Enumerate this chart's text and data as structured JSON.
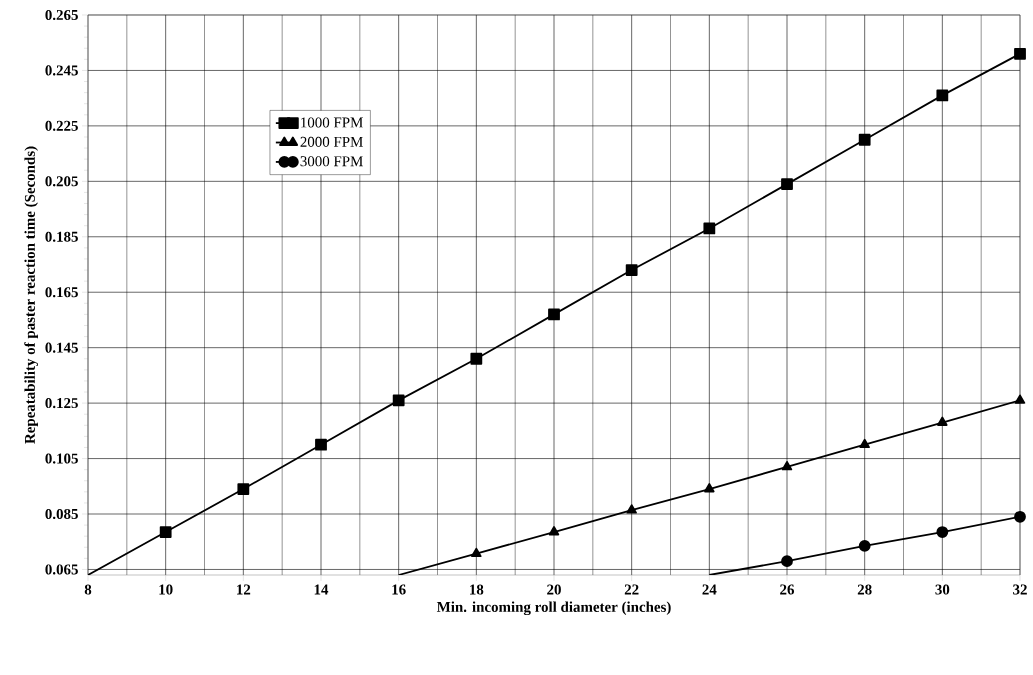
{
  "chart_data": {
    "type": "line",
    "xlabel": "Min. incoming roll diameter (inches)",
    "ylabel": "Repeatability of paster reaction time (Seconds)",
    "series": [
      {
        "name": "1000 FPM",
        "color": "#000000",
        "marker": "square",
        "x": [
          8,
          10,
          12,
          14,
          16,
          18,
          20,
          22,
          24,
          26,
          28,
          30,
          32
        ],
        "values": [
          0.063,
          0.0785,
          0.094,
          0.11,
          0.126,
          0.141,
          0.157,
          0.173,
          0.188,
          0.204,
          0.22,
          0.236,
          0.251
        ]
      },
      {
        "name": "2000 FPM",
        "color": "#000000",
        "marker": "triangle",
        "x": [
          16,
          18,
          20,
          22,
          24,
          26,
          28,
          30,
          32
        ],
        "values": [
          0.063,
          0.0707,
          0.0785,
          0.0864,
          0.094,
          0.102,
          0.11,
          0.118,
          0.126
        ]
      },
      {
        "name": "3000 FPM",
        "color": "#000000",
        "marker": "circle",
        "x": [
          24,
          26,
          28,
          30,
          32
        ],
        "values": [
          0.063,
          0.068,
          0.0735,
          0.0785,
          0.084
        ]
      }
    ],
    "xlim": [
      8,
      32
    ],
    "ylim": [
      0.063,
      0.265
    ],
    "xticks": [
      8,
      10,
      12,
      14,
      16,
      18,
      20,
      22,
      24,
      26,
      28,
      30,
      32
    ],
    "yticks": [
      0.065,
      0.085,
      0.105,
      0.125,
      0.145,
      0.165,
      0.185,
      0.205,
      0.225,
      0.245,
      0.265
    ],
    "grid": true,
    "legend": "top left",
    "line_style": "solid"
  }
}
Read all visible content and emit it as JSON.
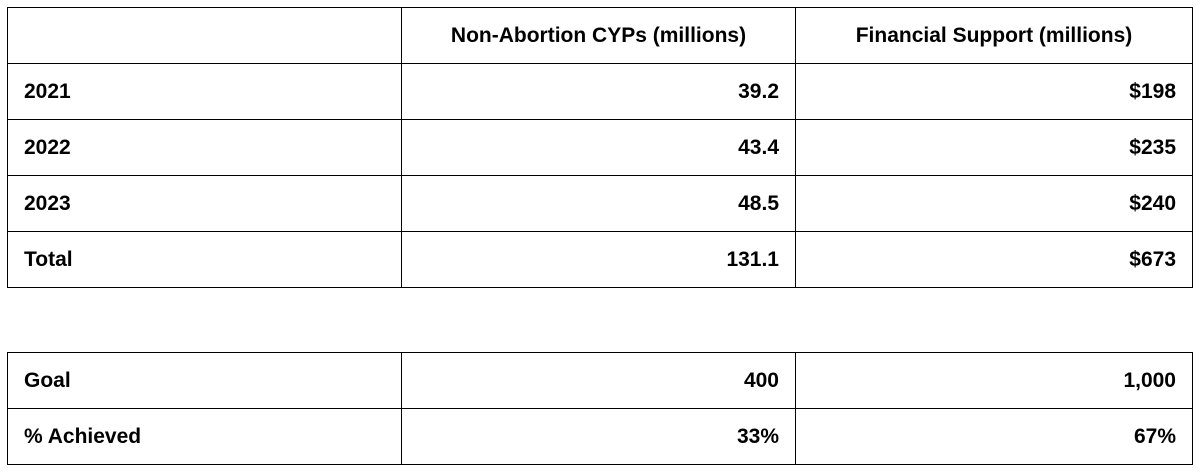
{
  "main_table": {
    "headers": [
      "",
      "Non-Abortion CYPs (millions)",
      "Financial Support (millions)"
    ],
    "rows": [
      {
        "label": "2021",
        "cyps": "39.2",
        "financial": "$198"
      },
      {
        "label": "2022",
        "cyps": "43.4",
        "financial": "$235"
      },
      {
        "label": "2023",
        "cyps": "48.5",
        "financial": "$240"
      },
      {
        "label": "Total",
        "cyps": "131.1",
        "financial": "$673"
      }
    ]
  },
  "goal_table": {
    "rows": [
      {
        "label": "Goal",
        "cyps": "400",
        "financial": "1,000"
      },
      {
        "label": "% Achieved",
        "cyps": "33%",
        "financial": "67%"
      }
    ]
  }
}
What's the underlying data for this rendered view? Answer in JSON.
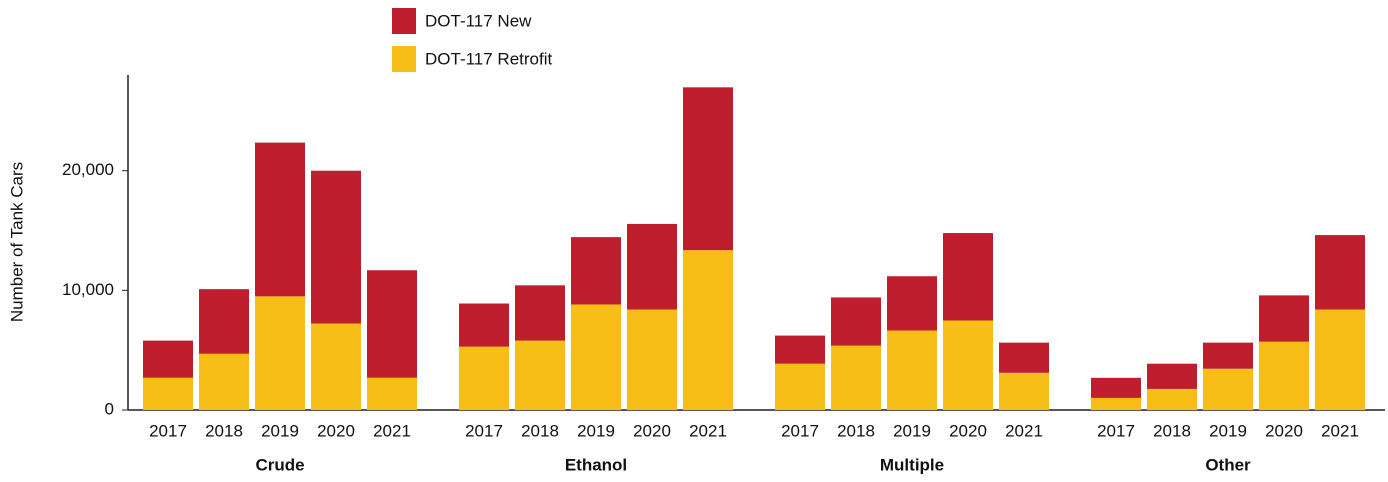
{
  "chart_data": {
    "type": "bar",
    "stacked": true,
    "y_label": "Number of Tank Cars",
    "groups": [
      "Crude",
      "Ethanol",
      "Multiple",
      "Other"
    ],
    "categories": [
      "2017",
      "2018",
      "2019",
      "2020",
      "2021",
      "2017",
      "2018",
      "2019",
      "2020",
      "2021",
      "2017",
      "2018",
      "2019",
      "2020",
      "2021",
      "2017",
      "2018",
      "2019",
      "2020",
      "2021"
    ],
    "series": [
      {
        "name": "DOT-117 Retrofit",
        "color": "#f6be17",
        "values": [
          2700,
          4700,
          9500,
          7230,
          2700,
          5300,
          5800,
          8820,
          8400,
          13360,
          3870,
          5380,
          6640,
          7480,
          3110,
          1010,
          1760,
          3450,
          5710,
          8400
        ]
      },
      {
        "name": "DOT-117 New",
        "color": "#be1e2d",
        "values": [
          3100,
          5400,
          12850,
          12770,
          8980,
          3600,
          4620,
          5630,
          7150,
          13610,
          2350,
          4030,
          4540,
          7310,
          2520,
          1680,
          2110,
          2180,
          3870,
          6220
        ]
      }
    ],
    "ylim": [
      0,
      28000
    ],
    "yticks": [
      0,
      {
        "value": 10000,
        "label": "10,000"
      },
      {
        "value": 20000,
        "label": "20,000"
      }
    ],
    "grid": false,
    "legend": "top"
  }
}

○ ○ ○ ○ ○ ○ ○

Count the lines of the material that include the word "this", then state only the total.

→ EXERCISE OUTPUT: 2